**Problem requirements**
Would you transcribe the listing that follows, character for character, and omit its images?

*** Raw records

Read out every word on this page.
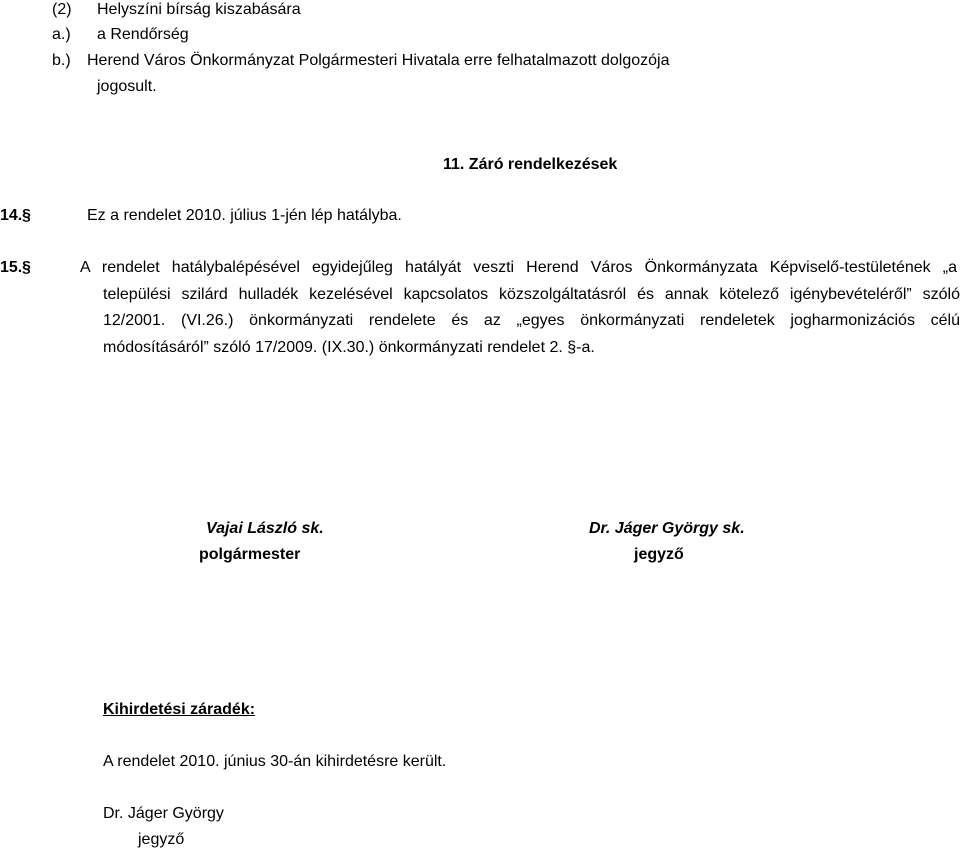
(2) Helyszíni bírság kiszabására
a.) a Rendőrség
b.) Herend Város Önkormányzat Polgármesteri Hivatala erre felhatalmazott dolgozója
jogosult.
11. Záró rendelkezések
14. §	Ez a rendelet 2010. július 1-jén lép hatályba.
15. §	A rendelet hatálybalépésével egyidejűleg hatályát veszti Herend Város Önkormányzata Képviselő-testületének „a
települési szilárd hulladék kezelésével kapcsolatos közszolgáltatásról és annak kötelező igénybevételéről” szóló
12/2001. (VI.26.) önkormányzati rendelete és az „egyes önkormányzati rendeletek jogharmonizációs célú
módosításáról” szóló 17/2009. (IX.30.) önkormányzati rendelet 2. §-a.
Vajai László sk.
polgármester
Dr. Jáger György sk.
jegyző
Kihirdetési záradék:
A rendelet 2010. június 30-án kihirdetésre került.
Dr. Jáger György
jegyző
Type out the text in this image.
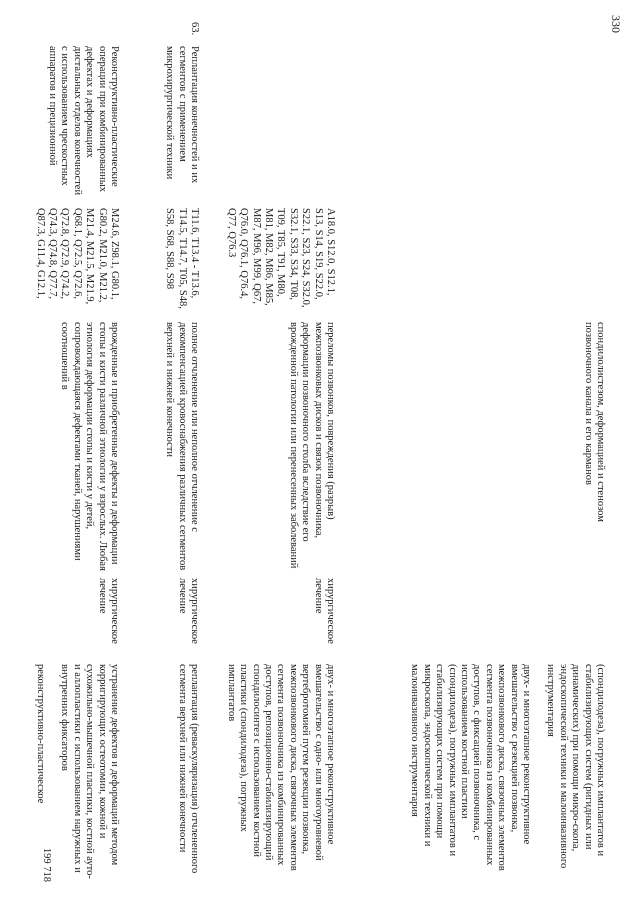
330
спондилолистезом, деформацией и стенозом позвоночного канала и его карманов
(спондилодеза), погружных имплантатов и стабилизирующих систем (ригидных или динамических) при помощи микро-скопа, эндоскопической техники и малоинвазивного инструментария
двух- и многоэтапное реконструктивное вмешательство с резекцией позвонка, межпозвонкового диска, связочных элементов сегмента позвоночника из комбинированных доступов, с фиксацией позвоночника, с использованием костной пластики (спондилодеза), погружных имплантатов и стабилизирующих систем при помощи микроскопа, эндоскопической техники и малоинвазивного инструментария
A18.0, S12.0, S12.1, S13, S14, S19, S22.0, S22.1, S23, S24, S32.0, S32.1, S33, S34, T08, T09, T85, T91, M80, M81, M82, M86, M85, M87, M96, M99, Q67, Q76.0, Q76.1, Q76.4, Q77, Q76.3
переломы позвонков, повреждения (разрыв) межпозвонковых дисков и связок позвоночника, деформации позвоночного столба вследствие его врожденной патологии или перенесенных заболеваний
хирургическое лечение
двух- и многоэтапное реконструктивное вмешательство с одно- или многоуровневой вертебротомией путем резекции позвонка, межпозвонкового диска, связочных элементов сегмента позвоночника из комбинированных доступов, репозиционно-стабилизирующий спондилосинтез с использованием костной пластики (спондилодеза), погружных имплантатов
63.
Реплантация конечностей и их сегментов с применением микрохирургической техники
T11.6, T13.4 - T13.6, T14.5, T14.7, T05, S48, S58, S68, S88, S98
полное отчленение или неполное отчленение с декомпенсацией кровоснабжения различных сегментов верхней и нижней конечности
хирургическое лечение
реплантация (реваскуляризация) отчлененного сегмента верхней или нижней конечности
Реконструктивно-пластические операции при комбинированных дефектах и деформациях дистальных отделов конечностей с использованием чрескостных аппаратов и прецизионной
M24.6, Z98.1, G80.1, G80.2, M21.0, M21.2, M21.4, M21.5, M21.9, Q68.1, Q72.5, Q72.6, Q72.8, Q72.9, Q74.2, Q74.3, Q74.8, Q77.7, Q87.3, G11.4, G12.1,
врожденные и приобретенные дефекты и деформации стопы и кисти различной этиологии у взрослых. Любая этиология деформации стопы и кисти у детей, сопровождающаяся дефектами тканей, нарушениями соотношений в
хирургическое лечение
устранение дефектов и деформаций методом корригирующих остеотомии, кожной и сухожильно-мышечной пластики, костной ауто- и аллопластики с использованием наружных и внутренних фиксаторов
реконструктивно-пластическое
199 718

******

**Problem solution**
Read out every word on this page.
(2) Helyszíni bírság kiszabására
a.) a Rendőrség
b.) Herend Város Önkormányzat Polgármesteri Hivatala erre felhatalmazott dolgozója
jogosult.
11. Záró rendelkezések
14. §	Ez a rendelet 2010. július 1-jén lép hatályba.
15. §	A rendelet hatálybalépésével egyidejűleg hatályát veszti Herend Város Önkormányzata Képviselő-testületének „a
települési szilárd hulladék kezelésével kapcsolatos közszolgáltatásról és annak kötelező igénybevételéről” szóló
12/2001. (VI.26.) önkormányzati rendelete és az „egyes önkormányzati rendeletek jogharmonizációs célú
módosításáról” szóló 17/2009. (IX.30.) önkormányzati rendelet 2. §-a.
Vajai László sk.
polgármester
Dr. Jáger György sk.
jegyző
Kihirdetési záradék:
A rendelet 2010. június 30-án kihirdetésre került.
Dr. Jáger György
jegyző
Type out the text in this image.
330
спондилолистезом, деформацией и стенозом позвоночного канала и его карманов
(спондилодеза), погружных имплантатов и стабилизирующих систем (ригидных или динамических) при помощи микро-скопа, эндоскопической техники и малоинвазивного инструментария
двух- и многоэтапное реконструктивное вмешательство с резекцией позвонка, межпозвонкового диска, связочных элементов сегмента позвоночника из комбинированных доступов, с фиксацией позвоночника, с использованием костной пластики (спондилодеза), погружных имплантатов и стабилизирующих систем при помощи микроскопа, эндоскопической техники и малоинвазивного инструментария
A18.0, S12.0, S12.1, S13, S14, S19, S22.0, S22.1, S23, S24, S32.0, S32.1, S33, S34, T08, T09, T85, T91, M80, M81, M82, M86, M85, M87, M96, M99, Q67, Q76.0, Q76.1, Q76.4, Q77, Q76.3
переломы позвонков, повреждения (разрыв) межпозвонковых дисков и связок позвоночника, деформации позвоночного столба вследствие его врожденной патологии или перенесенных заболеваний
хирургическое лечение
двух- и многоэтапное реконструктивное вмешательство с одно- или многоуровневой вертебротомией путем резекции позвонка, межпозвонкового диска, связочных элементов сегмента позвоночника из комбинированных доступов, репозиционно-стабилизирующий спондилосинтез с использованием костной пластики (спондилодеза), погружных имплантатов
63.
Реплантация конечностей и их сегментов с применением микрохирургической техники
T11.6, T13.4 - T13.6, T14.5, T14.7, T05, S48, S58, S68, S88, S98
полное отчленение или неполное отчленение с декомпенсацией кровоснабжения различных сегментов верхней и нижней конечности
хирургическое лечение
реплантация (реваскуляризация) отчлененного сегмента верхней или нижней конечности
Реконструктивно-пластические операции при комбинированных дефектах и деформациях дистальных отделов конечностей с использованием чрескостных аппаратов и прецизионной
M24.6, Z98.1, G80.1, G80.2, M21.0, M21.2, M21.4, M21.5, M21.9, Q68.1, Q72.5, Q72.6, Q72.8, Q72.9, Q74.2, Q74.3, Q74.8, Q77.7, Q87.3, G11.4, G12.1,
врожденные и приобретенные дефекты и деформации стопы и кисти различной этиологии у взрослых. Любая этиология деформации стопы и кисти у детей, сопровождающаяся дефектами тканей, нарушениями соотношений в
хирургическое лечение
устранение дефектов и деформаций методом корригирующих остеотомии, кожной и сухожильно-мышечной пластики, костной ауто- и аллопластики с использованием наружных и внутренних фиксаторов
реконструктивно-пластическое
199 718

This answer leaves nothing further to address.